> _Exercise prompt_: In the records below, find each line containing the word "panel" and copy it.

> _Source material_:
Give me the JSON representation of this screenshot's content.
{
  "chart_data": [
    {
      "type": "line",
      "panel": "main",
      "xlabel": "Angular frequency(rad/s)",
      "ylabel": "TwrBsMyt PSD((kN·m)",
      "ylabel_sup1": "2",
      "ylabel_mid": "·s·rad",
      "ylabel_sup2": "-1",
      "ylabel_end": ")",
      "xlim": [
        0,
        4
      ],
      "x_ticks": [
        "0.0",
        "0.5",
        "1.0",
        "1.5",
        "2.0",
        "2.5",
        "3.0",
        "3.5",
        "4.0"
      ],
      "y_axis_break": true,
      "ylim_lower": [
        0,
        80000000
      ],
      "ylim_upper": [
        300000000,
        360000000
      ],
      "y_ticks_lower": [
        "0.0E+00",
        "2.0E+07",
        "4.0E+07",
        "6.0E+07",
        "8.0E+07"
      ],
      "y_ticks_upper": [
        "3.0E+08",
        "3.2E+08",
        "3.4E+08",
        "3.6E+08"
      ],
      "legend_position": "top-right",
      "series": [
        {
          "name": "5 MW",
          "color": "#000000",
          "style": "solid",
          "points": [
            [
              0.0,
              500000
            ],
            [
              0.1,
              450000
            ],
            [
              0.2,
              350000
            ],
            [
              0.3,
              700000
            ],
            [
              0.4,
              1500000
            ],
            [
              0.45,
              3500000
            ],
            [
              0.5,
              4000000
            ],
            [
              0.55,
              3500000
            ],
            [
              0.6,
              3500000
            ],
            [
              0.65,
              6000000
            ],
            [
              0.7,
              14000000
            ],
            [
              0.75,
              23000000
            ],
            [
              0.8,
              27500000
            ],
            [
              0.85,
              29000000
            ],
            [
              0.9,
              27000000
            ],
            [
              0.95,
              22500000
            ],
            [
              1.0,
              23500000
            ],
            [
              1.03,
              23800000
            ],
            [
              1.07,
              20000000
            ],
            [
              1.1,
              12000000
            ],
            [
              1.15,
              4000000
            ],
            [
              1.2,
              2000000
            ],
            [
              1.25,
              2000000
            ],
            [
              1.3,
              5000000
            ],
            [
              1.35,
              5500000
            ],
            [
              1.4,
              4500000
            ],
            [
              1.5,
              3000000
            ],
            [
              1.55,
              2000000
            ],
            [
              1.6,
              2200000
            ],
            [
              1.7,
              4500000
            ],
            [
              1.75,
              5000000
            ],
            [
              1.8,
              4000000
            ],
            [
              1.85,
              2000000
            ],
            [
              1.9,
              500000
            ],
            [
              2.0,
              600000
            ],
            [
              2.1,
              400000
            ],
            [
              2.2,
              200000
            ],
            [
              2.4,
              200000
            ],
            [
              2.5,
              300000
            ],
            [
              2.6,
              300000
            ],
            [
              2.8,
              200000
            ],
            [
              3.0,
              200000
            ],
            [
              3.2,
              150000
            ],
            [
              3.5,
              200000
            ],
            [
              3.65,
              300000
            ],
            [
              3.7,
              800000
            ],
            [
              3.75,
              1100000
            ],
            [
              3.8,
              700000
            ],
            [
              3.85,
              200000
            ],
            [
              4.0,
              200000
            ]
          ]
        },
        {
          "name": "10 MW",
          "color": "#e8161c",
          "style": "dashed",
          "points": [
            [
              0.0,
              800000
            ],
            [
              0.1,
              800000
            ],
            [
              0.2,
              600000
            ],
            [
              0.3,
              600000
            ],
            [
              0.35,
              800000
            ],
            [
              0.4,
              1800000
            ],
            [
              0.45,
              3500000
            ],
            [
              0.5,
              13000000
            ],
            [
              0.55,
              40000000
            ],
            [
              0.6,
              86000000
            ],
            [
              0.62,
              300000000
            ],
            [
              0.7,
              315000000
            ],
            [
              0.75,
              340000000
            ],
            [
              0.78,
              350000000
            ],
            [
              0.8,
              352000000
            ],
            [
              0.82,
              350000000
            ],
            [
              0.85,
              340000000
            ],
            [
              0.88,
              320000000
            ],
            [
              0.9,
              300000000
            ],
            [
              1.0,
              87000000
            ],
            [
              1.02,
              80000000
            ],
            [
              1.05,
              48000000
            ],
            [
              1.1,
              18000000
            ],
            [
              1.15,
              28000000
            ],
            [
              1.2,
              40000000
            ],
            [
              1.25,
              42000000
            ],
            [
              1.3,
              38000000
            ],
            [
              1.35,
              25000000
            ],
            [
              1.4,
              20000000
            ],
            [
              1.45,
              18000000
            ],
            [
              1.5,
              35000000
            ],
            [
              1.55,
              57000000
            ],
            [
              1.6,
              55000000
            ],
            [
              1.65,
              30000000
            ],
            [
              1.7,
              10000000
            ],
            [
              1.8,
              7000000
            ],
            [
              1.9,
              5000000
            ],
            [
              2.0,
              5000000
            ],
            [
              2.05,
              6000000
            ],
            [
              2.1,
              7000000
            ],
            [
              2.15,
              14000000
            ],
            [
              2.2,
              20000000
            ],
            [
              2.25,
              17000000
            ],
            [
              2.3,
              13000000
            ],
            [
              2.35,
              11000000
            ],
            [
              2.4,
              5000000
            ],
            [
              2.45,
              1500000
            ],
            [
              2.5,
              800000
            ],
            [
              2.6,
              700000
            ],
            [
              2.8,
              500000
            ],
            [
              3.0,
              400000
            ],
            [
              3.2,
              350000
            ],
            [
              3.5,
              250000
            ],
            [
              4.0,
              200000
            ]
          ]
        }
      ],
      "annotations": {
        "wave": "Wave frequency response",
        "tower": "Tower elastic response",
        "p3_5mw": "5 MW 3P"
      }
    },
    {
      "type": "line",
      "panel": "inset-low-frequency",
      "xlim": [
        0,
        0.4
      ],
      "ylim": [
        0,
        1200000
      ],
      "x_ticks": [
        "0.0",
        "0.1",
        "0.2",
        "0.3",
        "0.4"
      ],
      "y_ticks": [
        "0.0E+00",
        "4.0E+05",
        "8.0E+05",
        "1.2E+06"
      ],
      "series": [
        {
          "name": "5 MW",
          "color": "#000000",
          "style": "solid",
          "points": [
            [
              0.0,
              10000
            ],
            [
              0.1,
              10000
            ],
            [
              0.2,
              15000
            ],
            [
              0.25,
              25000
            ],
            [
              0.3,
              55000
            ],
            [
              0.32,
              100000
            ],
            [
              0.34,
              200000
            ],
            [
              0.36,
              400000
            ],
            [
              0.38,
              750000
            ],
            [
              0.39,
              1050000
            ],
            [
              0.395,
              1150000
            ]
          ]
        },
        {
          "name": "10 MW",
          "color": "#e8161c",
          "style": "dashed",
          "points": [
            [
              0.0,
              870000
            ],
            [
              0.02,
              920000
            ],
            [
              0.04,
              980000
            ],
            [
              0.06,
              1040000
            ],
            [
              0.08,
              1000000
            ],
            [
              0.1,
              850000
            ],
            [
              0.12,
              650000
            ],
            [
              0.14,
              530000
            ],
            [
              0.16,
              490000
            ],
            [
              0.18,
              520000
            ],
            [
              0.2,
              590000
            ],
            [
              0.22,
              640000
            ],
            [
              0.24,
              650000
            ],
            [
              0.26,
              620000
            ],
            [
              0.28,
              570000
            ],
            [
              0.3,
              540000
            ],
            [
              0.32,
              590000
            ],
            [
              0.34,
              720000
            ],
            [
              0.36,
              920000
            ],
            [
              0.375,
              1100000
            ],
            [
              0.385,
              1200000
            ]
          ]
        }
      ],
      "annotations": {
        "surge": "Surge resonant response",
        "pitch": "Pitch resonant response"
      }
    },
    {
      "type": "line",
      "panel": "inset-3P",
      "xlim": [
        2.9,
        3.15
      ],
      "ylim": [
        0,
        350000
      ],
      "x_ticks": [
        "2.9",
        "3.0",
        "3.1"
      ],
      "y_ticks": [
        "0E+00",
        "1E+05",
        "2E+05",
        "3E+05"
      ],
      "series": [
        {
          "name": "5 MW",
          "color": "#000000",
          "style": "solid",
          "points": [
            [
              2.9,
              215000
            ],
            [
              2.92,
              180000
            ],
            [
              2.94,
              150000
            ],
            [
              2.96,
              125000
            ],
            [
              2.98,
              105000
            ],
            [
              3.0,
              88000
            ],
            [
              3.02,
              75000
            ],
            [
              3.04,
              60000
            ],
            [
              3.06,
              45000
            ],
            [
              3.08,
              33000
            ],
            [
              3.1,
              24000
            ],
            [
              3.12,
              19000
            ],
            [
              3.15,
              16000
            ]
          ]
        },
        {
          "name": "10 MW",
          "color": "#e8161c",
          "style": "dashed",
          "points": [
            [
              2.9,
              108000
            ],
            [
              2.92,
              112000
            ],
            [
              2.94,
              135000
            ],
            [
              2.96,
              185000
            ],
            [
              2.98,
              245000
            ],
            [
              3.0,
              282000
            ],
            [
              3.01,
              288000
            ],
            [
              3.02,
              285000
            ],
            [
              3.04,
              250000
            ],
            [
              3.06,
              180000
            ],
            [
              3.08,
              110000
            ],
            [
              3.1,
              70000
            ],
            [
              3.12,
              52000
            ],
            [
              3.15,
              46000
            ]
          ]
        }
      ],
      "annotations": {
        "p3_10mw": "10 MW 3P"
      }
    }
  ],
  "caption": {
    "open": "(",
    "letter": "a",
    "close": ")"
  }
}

> _Exercise response_:
      "panel": "main",
      "panel": "inset-low-frequency",
      "panel": "inset-3P",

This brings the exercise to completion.